● Problem statement: Repeat every record below exactly as it appears.

● Information given:

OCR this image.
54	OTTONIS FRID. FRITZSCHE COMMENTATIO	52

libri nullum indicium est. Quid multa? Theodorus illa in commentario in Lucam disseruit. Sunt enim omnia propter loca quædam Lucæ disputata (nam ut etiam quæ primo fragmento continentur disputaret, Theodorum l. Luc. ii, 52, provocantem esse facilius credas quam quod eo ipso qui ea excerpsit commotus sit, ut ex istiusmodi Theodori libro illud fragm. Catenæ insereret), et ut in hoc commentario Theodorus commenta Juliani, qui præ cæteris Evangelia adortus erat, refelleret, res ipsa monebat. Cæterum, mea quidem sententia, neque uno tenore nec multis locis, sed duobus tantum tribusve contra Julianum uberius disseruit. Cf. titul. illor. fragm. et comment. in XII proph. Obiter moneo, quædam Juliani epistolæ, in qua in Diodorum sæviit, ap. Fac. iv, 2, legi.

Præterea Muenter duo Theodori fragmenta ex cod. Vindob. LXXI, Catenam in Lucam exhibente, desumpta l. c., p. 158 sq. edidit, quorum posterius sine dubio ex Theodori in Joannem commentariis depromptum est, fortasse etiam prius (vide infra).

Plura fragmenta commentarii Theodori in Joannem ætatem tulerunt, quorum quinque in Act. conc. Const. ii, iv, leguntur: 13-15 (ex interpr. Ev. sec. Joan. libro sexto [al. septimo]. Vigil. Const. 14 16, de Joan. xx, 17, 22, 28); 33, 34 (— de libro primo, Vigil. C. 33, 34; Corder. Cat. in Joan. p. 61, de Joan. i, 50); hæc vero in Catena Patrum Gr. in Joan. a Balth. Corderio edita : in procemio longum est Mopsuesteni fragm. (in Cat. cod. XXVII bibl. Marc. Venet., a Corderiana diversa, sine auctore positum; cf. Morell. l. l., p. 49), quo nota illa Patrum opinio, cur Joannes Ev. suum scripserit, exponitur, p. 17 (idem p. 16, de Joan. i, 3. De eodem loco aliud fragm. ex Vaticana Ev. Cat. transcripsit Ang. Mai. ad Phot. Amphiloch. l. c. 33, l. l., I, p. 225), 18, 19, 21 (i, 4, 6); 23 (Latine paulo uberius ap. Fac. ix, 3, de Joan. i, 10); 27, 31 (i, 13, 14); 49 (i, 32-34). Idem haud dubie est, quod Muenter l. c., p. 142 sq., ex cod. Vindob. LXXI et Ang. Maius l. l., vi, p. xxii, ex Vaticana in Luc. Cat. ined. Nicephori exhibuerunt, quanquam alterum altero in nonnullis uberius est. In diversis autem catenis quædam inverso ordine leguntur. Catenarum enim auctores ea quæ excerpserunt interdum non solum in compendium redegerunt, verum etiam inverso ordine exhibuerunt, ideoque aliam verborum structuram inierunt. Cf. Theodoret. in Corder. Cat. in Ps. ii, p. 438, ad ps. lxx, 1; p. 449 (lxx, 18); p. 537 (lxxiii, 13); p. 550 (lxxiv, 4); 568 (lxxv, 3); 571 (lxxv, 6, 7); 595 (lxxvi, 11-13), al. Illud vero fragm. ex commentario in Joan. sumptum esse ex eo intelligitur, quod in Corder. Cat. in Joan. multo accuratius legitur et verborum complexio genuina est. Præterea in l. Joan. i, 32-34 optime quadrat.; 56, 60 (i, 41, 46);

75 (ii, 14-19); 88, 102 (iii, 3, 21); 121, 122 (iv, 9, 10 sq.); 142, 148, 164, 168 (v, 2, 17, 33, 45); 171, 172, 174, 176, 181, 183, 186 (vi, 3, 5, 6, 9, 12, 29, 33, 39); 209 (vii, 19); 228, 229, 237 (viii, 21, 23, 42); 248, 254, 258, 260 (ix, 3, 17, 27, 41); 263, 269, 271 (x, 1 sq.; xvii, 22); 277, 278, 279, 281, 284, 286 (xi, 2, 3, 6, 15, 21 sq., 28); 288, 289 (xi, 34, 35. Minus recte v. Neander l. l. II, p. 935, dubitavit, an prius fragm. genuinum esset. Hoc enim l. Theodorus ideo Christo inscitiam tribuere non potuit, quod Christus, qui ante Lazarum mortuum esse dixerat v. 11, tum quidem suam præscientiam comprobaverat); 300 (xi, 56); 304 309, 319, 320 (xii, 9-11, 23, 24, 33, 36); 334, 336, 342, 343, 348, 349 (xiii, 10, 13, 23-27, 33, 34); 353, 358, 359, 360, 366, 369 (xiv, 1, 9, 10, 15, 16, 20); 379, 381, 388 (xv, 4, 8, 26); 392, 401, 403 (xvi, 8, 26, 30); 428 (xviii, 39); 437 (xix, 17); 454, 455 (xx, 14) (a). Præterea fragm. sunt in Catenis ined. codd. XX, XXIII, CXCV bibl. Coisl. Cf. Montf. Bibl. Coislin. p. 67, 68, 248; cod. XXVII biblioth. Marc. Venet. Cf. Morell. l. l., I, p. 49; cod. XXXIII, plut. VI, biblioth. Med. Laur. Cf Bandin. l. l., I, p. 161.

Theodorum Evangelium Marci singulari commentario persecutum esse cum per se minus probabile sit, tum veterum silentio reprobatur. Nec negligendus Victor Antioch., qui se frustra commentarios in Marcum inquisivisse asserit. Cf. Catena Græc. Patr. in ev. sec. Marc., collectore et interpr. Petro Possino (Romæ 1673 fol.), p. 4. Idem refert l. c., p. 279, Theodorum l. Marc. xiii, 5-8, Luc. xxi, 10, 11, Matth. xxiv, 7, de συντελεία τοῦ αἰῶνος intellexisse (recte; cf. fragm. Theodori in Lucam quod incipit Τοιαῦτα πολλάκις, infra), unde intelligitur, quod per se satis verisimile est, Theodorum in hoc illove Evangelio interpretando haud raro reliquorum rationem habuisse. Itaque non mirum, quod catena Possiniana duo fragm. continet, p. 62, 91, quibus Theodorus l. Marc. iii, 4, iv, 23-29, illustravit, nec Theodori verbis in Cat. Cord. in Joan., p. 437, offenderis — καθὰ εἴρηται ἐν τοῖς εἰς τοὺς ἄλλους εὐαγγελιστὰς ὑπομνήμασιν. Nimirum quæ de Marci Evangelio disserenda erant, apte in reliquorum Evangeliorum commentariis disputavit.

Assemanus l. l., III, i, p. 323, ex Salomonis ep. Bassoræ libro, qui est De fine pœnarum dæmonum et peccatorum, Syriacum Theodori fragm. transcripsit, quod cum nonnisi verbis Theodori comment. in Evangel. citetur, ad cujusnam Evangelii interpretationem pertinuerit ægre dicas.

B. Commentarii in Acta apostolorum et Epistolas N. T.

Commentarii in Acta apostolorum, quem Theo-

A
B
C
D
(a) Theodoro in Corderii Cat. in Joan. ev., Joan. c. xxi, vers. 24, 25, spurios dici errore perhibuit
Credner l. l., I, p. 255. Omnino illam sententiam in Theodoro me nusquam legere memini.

● Worked solution:
OCR this image.
54	OTTONIS FRID. FRITZSCHE COMMENTATIO	52

libri nullum indicium est. Quid multa? Theodorus illa in commentario in Lucam disseruit. Sunt enim omnia propter loca quædam Lucæ disputata (nam ut etiam quæ primo fragmento continentur disputaret, Theodorum l. Luc. ii, 52, provocantem esse facilius credas quam quod eo ipso qui ea excerpsit commotus sit, ut ex istiusmodi Theodori libro illud fragm. Catenæ insereret), et ut in hoc commentario Theodorus commenta Juliani, qui præ cæteris Evangelia adortus erat, refelleret, res ipsa monebat. Cæterum, mea quidem sententia, neque uno tenore nec multis locis, sed duobus tantum tribusve contra Julianum uberius disseruit. Cf. titul. illor. fragm. et comment. in XII proph. Obiter moneo, quædam Juliani epistolæ, in qua in Diodorum sæviit, ap. Fac. iv, 2, legi.

Præterea Muenter duo Theodori fragmenta ex cod. Vindob. LXXI, Catenam in Lucam exhibente, desumpta l. c., p. 158 sq. edidit, quorum posterius sine dubio ex Theodori in Joannem commentariis depromptum est, fortasse etiam prius (vide infra).

Plura fragmenta commentarii Theodori in Joannem ætatem tulerunt, quorum quinque in Act. conc. Const. ii, iv, leguntur: 13-15 (ex interpr. Ev. sec. Joan. libro sexto [al. septimo]. Vigil. Const. 14 16, de Joan. xx, 17, 22, 28); 33, 34 (— de libro primo, Vigil. C. 33, 34; Corder. Cat. in Joan. p. 61, de Joan. i, 50); hæc vero in Catena Patrum Gr. in Joan. a Balth. Corderio edita : in procemio longum est Mopsuesteni fragm. (in Cat. cod. XXVII bibl. Marc. Venet., a Corderiana diversa, sine auctore positum; cf. Morell. l. l., p. 49), quo nota illa Patrum opinio, cur Joannes Ev. suum scripserit, exponitur, p. 17 (idem p. 16, de Joan. i, 3. De eodem loco aliud fragm. ex Vaticana Ev. Cat. transcripsit Ang. Mai. ad Phot. Amphiloch. l. c. 33, l. l., I, p. 225), 18, 19, 21 (i, 4, 6); 23 (Latine paulo uberius ap. Fac. ix, 3, de Joan. i, 10); 27, 31 (i, 13, 14); 49 (i, 32-34). Idem haud dubie est, quod Muenter l. c., p. 142 sq., ex cod. Vindob. LXXI et Ang. Maius l. l., vi, p. xxii, ex Vaticana in Luc. Cat. ined. Nicephori exhibuerunt, quanquam alterum altero in nonnullis uberius est. In diversis autem catenis quædam inverso ordine leguntur. Catenarum enim auctores ea quæ excerpserunt interdum non solum in compendium redegerunt, verum etiam inverso ordine exhibuerunt, ideoque aliam verborum structuram inierunt. Cf. Theodoret. in Corder. Cat. in Ps. ii, p. 438, ad ps. lxx, 1; p. 449 (lxx, 18); p. 537 (lxxiii, 13); p. 550 (lxxiv, 4); 568 (lxxv, 3); 571 (lxxv, 6, 7); 595 (lxxvi, 11-13), al. Illud vero fragm. ex commentario in Joan. sumptum esse ex eo intelligitur, quod in Corder. Cat. in Joan. multo accuratius legitur et verborum complexio genuina est. Præterea in l. Joan. i, 32-34 optime quadrat.; 56, 60 (i, 41, 46);

75 (ii, 14-19); 88, 102 (iii, 3, 21); 121, 122 (iv, 9, 10 sq.); 142, 148, 164, 168 (v, 2, 17, 33, 45); 171, 172, 174, 176, 181, 183, 186 (vi, 3, 5, 6, 9, 12, 29, 33, 39); 209 (vii, 19); 228, 229, 237 (viii, 21, 23, 42); 248, 254, 258, 260 (ix, 3, 17, 27, 41); 263, 269, 271 (x, 1 sq.; xvii, 22); 277, 278, 279, 281, 284, 286 (xi, 2, 3, 6, 15, 21 sq., 28); 288, 289 (xi, 34, 35. Minus recte v. Neander l. l. II, p. 935, dubitavit, an prius fragm. genuinum esset. Hoc enim l. Theodorus ideo Christo inscitiam tribuere non potuit, quod Christus, qui ante Lazarum mortuum esse dixerat v. 11, tum quidem suam præscientiam comprobaverat); 300 (xi, 56); 304 309, 319, 320 (xii, 9-11, 23, 24, 33, 36); 334, 336, 342, 343, 348, 349 (xiii, 10, 13, 23-27, 33, 34); 353, 358, 359, 360, 366, 369 (xiv, 1, 9, 10, 15, 16, 20); 379, 381, 388 (xv, 4, 8, 26); 392, 401, 403 (xvi, 8, 26, 30); 428 (xviii, 39); 437 (xix, 17); 454, 455 (xx, 14) (a). Præterea fragm. sunt in Catenis ined. codd. XX, XXIII, CXCV bibl. Coisl. Cf. Montf. Bibl. Coislin. p. 67, 68, 248; cod. XXVII biblioth. Marc. Venet. Cf. Morell. l. l., I, p. 49; cod. XXXIII, plut. VI, biblioth. Med. Laur. Cf Bandin. l. l., I, p. 161.

Theodorum Evangelium Marci singulari commentario persecutum esse cum per se minus probabile sit, tum veterum silentio reprobatur. Nec negligendus Victor Antioch., qui se frustra commentarios in Marcum inquisivisse asserit. Cf. Catena Græc. Patr. in ev. sec. Marc., collectore et interpr. Petro Possino (Romæ 1673 fol.), p. 4. Idem refert l. c., p. 279, Theodorum l. Marc. xiii, 5-8, Luc. xxi, 10, 11, Matth. xxiv, 7, de συντελεία τοῦ αἰῶνος intellexisse (recte; cf. fragm. Theodori in Lucam quod incipit Τοιαῦτα πολλάκις, infra), unde intelligitur, quod per se satis verisimile est, Theodorum in hoc illove Evangelio interpretando haud raro reliquorum rationem habuisse. Itaque non mirum, quod catena Possiniana duo fragm. continet, p. 62, 91, quibus Theodorus l. Marc. iii, 4, iv, 23-29, illustravit, nec Theodori verbis in Cat. Cord. in Joan., p. 437, offenderis — καθὰ εἴρηται ἐν τοῖς εἰς τοὺς ἄλλους εὐαγγελιστὰς ὑπομνήμασιν. Nimirum quæ de Marci Evangelio disserenda erant, apte in reliquorum Evangeliorum commentariis disputavit.

Assemanus l. l., III, i, p. 323, ex Salomonis ep. Bassoræ libro, qui est De fine pœnarum dæmonum et peccatorum, Syriacum Theodori fragm. transcripsit, quod cum nonnisi verbis Theodori comment. in Evangel. citetur, ad cujusnam Evangelii interpretationem pertinuerit ægre dicas.

B. Commentarii in Acta apostolorum et Epistolas N. T.

Commentarii in Acta apostolorum, quem Theo-

A
B
C
D
(a) Theodoro in Corderii Cat. in Joan. ev., Joan. c. xxi, vers. 24, 25, spurios dici errore perhibuit
Credner l. l., I, p. 255. Omnino illam sententiam in Theodoro me nusquam legere memini.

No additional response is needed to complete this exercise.